begin Records to use
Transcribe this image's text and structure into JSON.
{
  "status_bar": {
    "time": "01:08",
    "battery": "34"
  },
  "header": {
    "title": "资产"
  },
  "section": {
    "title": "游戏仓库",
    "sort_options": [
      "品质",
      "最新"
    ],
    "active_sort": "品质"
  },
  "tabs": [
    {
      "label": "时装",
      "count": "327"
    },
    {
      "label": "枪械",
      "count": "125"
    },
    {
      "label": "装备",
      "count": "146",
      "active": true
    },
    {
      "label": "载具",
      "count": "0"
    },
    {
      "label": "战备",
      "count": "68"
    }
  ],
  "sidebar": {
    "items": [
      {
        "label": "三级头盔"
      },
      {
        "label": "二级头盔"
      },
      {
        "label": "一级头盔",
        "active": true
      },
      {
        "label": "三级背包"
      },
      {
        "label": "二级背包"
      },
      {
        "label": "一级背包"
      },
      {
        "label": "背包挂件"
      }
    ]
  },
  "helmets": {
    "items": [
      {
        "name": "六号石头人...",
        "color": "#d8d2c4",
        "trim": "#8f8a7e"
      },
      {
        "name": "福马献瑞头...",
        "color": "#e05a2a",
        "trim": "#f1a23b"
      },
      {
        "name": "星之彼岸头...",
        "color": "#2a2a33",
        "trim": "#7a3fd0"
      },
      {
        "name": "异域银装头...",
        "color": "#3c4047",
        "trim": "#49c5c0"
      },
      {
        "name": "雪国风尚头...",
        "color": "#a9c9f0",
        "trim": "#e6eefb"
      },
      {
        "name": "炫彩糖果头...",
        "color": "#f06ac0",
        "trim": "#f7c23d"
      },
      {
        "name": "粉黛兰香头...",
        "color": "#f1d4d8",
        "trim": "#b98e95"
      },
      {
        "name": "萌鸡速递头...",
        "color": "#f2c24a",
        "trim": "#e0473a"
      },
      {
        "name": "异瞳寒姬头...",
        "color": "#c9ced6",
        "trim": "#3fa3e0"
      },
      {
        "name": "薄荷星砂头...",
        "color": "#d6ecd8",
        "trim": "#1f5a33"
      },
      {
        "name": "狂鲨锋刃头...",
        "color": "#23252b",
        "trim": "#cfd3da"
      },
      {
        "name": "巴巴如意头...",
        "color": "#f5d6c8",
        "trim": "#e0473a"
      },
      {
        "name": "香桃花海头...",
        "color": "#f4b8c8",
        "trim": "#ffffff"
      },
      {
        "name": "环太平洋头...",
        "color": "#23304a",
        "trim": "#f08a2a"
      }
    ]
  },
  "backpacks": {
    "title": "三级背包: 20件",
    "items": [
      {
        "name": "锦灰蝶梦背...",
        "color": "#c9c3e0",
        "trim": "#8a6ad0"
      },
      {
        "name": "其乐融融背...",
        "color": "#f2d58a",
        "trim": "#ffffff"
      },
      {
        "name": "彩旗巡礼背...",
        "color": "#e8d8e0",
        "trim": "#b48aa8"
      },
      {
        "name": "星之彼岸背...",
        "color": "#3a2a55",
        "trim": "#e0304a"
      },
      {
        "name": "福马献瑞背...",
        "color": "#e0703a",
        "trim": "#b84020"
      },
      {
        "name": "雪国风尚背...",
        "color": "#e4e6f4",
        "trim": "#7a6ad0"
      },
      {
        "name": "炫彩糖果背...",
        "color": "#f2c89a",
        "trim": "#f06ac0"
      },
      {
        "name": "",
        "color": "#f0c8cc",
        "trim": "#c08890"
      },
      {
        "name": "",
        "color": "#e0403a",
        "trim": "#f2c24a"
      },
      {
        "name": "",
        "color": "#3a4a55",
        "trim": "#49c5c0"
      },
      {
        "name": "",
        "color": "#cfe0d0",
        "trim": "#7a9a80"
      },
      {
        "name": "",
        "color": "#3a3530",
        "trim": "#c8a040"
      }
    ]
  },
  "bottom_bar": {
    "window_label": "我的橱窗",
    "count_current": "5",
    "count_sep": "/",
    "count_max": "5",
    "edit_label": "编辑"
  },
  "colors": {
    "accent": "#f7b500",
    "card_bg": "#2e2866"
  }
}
end Records to use
■ **Task**
Write every line of the material above again, exactly.

■ **Completed task**
Transcribe this image's text and structure into JSON.
{
  "status_bar": {
    "time": "01:08",
    "battery": "34"
  },
  "header": {
    "title": "资产"
  },
  "section": {
    "title": "游戏仓库",
    "sort_options": [
      "品质",
      "最新"
    ],
    "active_sort": "品质"
  },
  "tabs": [
    {
      "label": "时装",
      "count": "327"
    },
    {
      "label": "枪械",
      "count": "125"
    },
    {
      "label": "装备",
      "count": "146",
      "active": true
    },
    {
      "label": "载具",
      "count": "0"
    },
    {
      "label": "战备",
      "count": "68"
    }
  ],
  "sidebar": {
    "items": [
      {
        "label": "三级头盔"
      },
      {
        "label": "二级头盔"
      },
      {
        "label": "一级头盔",
        "active": true
      },
      {
        "label": "三级背包"
      },
      {
        "label": "二级背包"
      },
      {
        "label": "一级背包"
      },
      {
        "label": "背包挂件"
      }
    ]
  },
  "helmets": {
    "items": [
      {
        "name": "六号石头人...",
        "color": "#d8d2c4",
        "trim": "#8f8a7e"
      },
      {
        "name": "福马献瑞头...",
        "color": "#e05a2a",
        "trim": "#f1a23b"
      },
      {
        "name": "星之彼岸头...",
        "color": "#2a2a33",
        "trim": "#7a3fd0"
      },
      {
        "name": "异域银装头...",
        "color": "#3c4047",
        "trim": "#49c5c0"
      },
      {
        "name": "雪国风尚头...",
        "color": "#a9c9f0",
        "trim": "#e6eefb"
      },
      {
        "name": "炫彩糖果头...",
        "color": "#f06ac0",
        "trim": "#f7c23d"
      },
      {
        "name": "粉黛兰香头...",
        "color": "#f1d4d8",
        "trim": "#b98e95"
      },
      {
        "name": "萌鸡速递头...",
        "color": "#f2c24a",
        "trim": "#e0473a"
      },
      {
        "name": "异瞳寒姬头...",
        "color": "#c9ced6",
        "trim": "#3fa3e0"
      },
      {
        "name": "薄荷星砂头...",
        "color": "#d6ecd8",
        "trim": "#1f5a33"
      },
      {
        "name": "狂鲨锋刃头...",
        "color": "#23252b",
        "trim": "#cfd3da"
      },
      {
        "name": "巴巴如意头...",
        "color": "#f5d6c8",
        "trim": "#e0473a"
      },
      {
        "name": "香桃花海头...",
        "color": "#f4b8c8",
        "trim": "#ffffff"
      },
      {
        "name": "环太平洋头...",
        "color": "#23304a",
        "trim": "#f08a2a"
      }
    ]
  },
  "backpacks": {
    "title": "三级背包: 20件",
    "items": [
      {
        "name": "锦灰蝶梦背...",
        "color": "#c9c3e0",
        "trim": "#8a6ad0"
      },
      {
        "name": "其乐融融背...",
        "color": "#f2d58a",
        "trim": "#ffffff"
      },
      {
        "name": "彩旗巡礼背...",
        "color": "#e8d8e0",
        "trim": "#b48aa8"
      },
      {
        "name": "星之彼岸背...",
        "color": "#3a2a55",
        "trim": "#e0304a"
      },
      {
        "name": "福马献瑞背...",
        "color": "#e0703a",
        "trim": "#b84020"
      },
      {
        "name": "雪国风尚背...",
        "color": "#e4e6f4",
        "trim": "#7a6ad0"
      },
      {
        "name": "炫彩糖果背...",
        "color": "#f2c89a",
        "trim": "#f06ac0"
      },
      {
        "name": "",
        "color": "#f0c8cc",
        "trim": "#c08890"
      },
      {
        "name": "",
        "color": "#e0403a",
        "trim": "#f2c24a"
      },
      {
        "name": "",
        "color": "#3a4a55",
        "trim": "#49c5c0"
      },
      {
        "name": "",
        "color": "#cfe0d0",
        "trim": "#7a9a80"
      },
      {
        "name": "",
        "color": "#3a3530",
        "trim": "#c8a040"
      }
    ]
  },
  "bottom_bar": {
    "window_label": "我的橱窗",
    "count_current": "5",
    "count_sep": "/",
    "count_max": "5",
    "edit_label": "编辑"
  },
  "colors": {
    "accent": "#f7b500",
    "card_bg": "#2e2866"
  }
}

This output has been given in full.